# CHALLENGES:
**A)** In the excerpt on the car industry, rewrite the part starting at "What prospect for" and ending at "a likely solution.", swapping "Special Liquidity Scheme" for "emergency lending facility".
**B)** Answer these questions using the excerpt on the car industry.
(i) Which two organizations are appealing for assistance?
(ii) What tax is the industry lobbying to have abolished?
(iii) What problems was the Special Liquidity Scheme set up to help banks through?

# SOURCE:

——

As a result, British-based manufacturers from Land Rover and Mini to Nissan and Honda have announced plans for short-time working in recent weeks. The outlook is so grim that the Society of Motor Manufacturers and Traders and the Retail Motor Industry Federation are appealing for the same sort of assistance which is causing so much controversy in the US right now. Whether they will have any more success, however, is unclear.

The easiest way to help motor manufacturers would be for Alistair Darling to add their names to the groups for whom tax cuts are now being considered in Monday's pre-Budget report. The industry is lobbying hard for the abolition of the so-called "showroom tax", which will see vehicle excise duty rise dramatically in the first year of ownership for those buying the most polluting vehicles. It also wants Mr Darling to rein back on the car tax increases he previously announced. The lobbying may prove in vain. The Chancellor is committed to the tax increases on environmental grounds and, with a limited pot of money to share out – particularly if he, rather than the Prime Minister, decides on the quantum of tax cuts – it's an easy policy to cling to.

What prospect for the other hope of the car industry, that it might be given leave to apply for help from the Special Liquidity Scheme set up to help banks through their cashflow problems? There's no word yet from the Chancellor, but this doesn't really look a likely solution.

——

# DATASET ENTRIES:

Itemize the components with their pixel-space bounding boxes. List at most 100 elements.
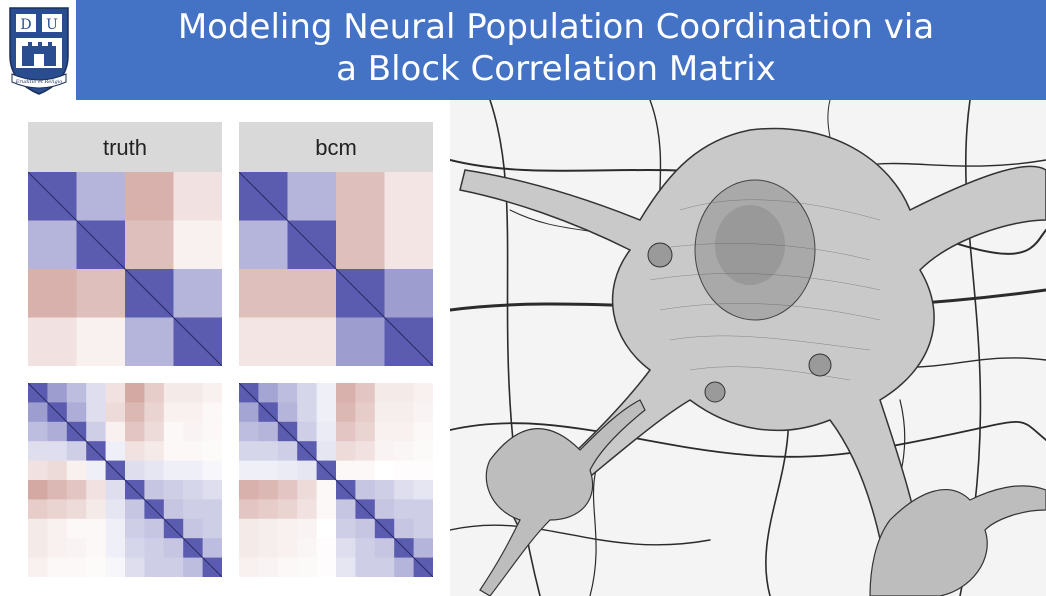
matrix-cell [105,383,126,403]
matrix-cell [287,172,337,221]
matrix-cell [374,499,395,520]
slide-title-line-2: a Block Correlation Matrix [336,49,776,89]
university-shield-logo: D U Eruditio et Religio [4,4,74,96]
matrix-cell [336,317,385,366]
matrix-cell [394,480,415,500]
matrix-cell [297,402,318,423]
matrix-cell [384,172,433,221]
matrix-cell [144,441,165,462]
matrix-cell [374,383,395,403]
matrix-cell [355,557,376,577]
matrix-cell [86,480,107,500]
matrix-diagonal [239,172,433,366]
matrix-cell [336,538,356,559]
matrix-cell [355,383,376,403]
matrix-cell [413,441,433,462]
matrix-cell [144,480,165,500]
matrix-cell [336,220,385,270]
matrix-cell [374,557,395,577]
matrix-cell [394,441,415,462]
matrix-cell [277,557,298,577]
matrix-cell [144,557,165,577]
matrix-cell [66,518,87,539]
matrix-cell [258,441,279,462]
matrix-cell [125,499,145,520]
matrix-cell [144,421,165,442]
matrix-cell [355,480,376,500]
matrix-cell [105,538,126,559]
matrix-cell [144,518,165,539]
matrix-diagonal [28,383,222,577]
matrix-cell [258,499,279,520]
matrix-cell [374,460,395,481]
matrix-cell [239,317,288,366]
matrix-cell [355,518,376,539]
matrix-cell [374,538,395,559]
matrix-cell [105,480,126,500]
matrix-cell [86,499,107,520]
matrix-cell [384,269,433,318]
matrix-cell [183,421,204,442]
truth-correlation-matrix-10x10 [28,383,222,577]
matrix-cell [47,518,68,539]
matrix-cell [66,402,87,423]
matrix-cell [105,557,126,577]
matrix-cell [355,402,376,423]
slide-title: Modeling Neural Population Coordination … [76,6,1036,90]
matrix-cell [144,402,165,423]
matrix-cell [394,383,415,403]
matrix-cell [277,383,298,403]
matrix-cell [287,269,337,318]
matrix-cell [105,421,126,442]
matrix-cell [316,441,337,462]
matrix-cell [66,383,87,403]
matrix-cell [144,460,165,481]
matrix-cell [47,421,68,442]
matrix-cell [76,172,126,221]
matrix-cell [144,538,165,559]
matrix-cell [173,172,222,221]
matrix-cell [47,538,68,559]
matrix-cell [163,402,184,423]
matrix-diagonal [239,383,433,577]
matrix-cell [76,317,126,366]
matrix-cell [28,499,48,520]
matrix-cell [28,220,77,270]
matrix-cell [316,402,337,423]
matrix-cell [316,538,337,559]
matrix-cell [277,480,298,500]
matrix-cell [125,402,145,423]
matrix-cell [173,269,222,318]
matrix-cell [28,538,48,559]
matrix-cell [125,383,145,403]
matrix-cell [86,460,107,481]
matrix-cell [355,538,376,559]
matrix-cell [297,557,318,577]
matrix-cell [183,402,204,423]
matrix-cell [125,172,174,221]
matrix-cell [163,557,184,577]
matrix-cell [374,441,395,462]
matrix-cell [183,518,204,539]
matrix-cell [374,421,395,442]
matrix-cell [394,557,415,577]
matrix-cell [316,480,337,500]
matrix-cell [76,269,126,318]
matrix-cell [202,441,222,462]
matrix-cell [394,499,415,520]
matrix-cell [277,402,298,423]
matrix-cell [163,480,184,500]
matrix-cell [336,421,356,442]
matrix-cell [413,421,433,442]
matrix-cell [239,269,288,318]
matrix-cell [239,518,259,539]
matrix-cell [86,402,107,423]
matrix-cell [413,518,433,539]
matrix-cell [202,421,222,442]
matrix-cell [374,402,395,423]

——

# ANSWERS PER TASK:
**A)**
What prospect for the other hope of the car industry, that it might be given leave to apply for help from the emergency lending facility set up to help banks through their cashflow problems? There's no word yet from the Chancellor, but this doesn't really look a likely solution.

**B)**
(i) The Society of Motor Manufacturers and Traders and the Retail Motor Industry Federation.
(ii) The so-called "showroom tax."
(iii) Their cashflow problems.